- _Task directions_:
Below are the records. List every line holding the word "размер".

- _Data provided_:
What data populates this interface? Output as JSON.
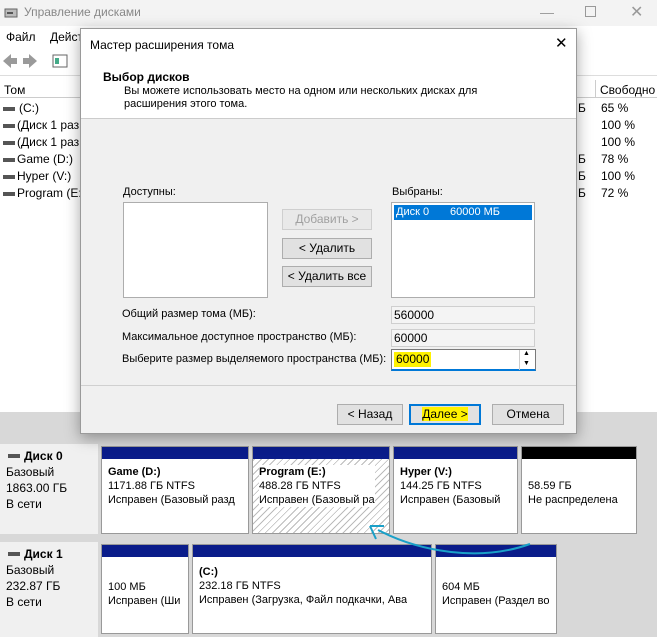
{
  "window": {
    "title": "Управление дисками",
    "menu": [
      "Файл",
      "Дейст"
    ],
    "columns": {
      "volume": "Том",
      "free": "Свободно"
    }
  },
  "volumes": [
    {
      "name": "(C:)",
      "size_tail": "Б",
      "free": "65 %"
    },
    {
      "name": "(Диск 1 раз",
      "size_tail": "",
      "free": "100 %"
    },
    {
      "name": "(Диск 1 раз",
      "size_tail": "",
      "free": "100 %"
    },
    {
      "name": "Game (D:)",
      "size_tail": "Б",
      "free": "78 %"
    },
    {
      "name": "Hyper (V:)",
      "size_tail": "Б",
      "free": "100 %"
    },
    {
      "name": "Program (E:",
      "size_tail": "Б",
      "free": "72 %"
    }
  ],
  "wizard": {
    "title": "Мастер расширения тома",
    "heading": "Выбор дисков",
    "description": "Вы можете использовать место на одном или нескольких дисках для расширения этого тома.",
    "available_label": "Доступны:",
    "selected_label": "Выбраны:",
    "selected_items": [
      {
        "disk": "Диск 0",
        "size": "60000 МБ"
      }
    ],
    "add_button": "Добавить >",
    "remove_button": "< Удалить",
    "remove_all_button": "< Удалить все",
    "total_label": "Общий размер тома (МБ):",
    "total_value": "560000",
    "max_label": "Максимальное доступное пространство (МБ):",
    "max_value": "60000",
    "select_label": "Выберите размер выделяемого пространства (МБ):",
    "select_value": "60000",
    "back_button": "< Назад",
    "next_button": "Далее >",
    "cancel_button": "Отмена"
  },
  "disks": [
    {
      "name": "Диск 0",
      "type": "Базовый",
      "size": "1863.00 ГБ",
      "status": "В сети",
      "partitions": [
        {
          "title": "Game  (D:)",
          "size": "1171.88 ГБ NTFS",
          "state": "Исправен (Базовый разд"
        },
        {
          "title": "Program  (E:)",
          "size": "488.28 ГБ NTFS",
          "state": "Исправен (Базовый ра"
        },
        {
          "title": "Hyper  (V:)",
          "size": "144.25 ГБ NTFS",
          "state": "Исправен (Базовый"
        },
        {
          "title": "",
          "size": "58.59 ГБ",
          "state": "Не распределена"
        }
      ]
    },
    {
      "name": "Диск 1",
      "type": "Базовый",
      "size": "232.87 ГБ",
      "status": "В сети",
      "partitions": [
        {
          "title": "",
          "size": "100 МБ",
          "state": "Исправен (Ши"
        },
        {
          "title": "(C:)",
          "size": "232.18 ГБ NTFS",
          "state": "Исправен (Загрузка, Файл подкачки, Ава"
        },
        {
          "title": "",
          "size": "604 МБ",
          "state": "Исправен (Раздел во"
        }
      ]
    }
  ],
  "colors": {
    "partition_bar": "#0a1c8a",
    "unallocated_bar": "#000000",
    "highlight": "#fff200",
    "accent": "#0078d7",
    "arrow": "#1aa0c8"
  }
}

- _Output of the task_:
    "total_label": "Общий размер тома (МБ):",
    "select_label": "Выберите размер выделяемого пространства (МБ):",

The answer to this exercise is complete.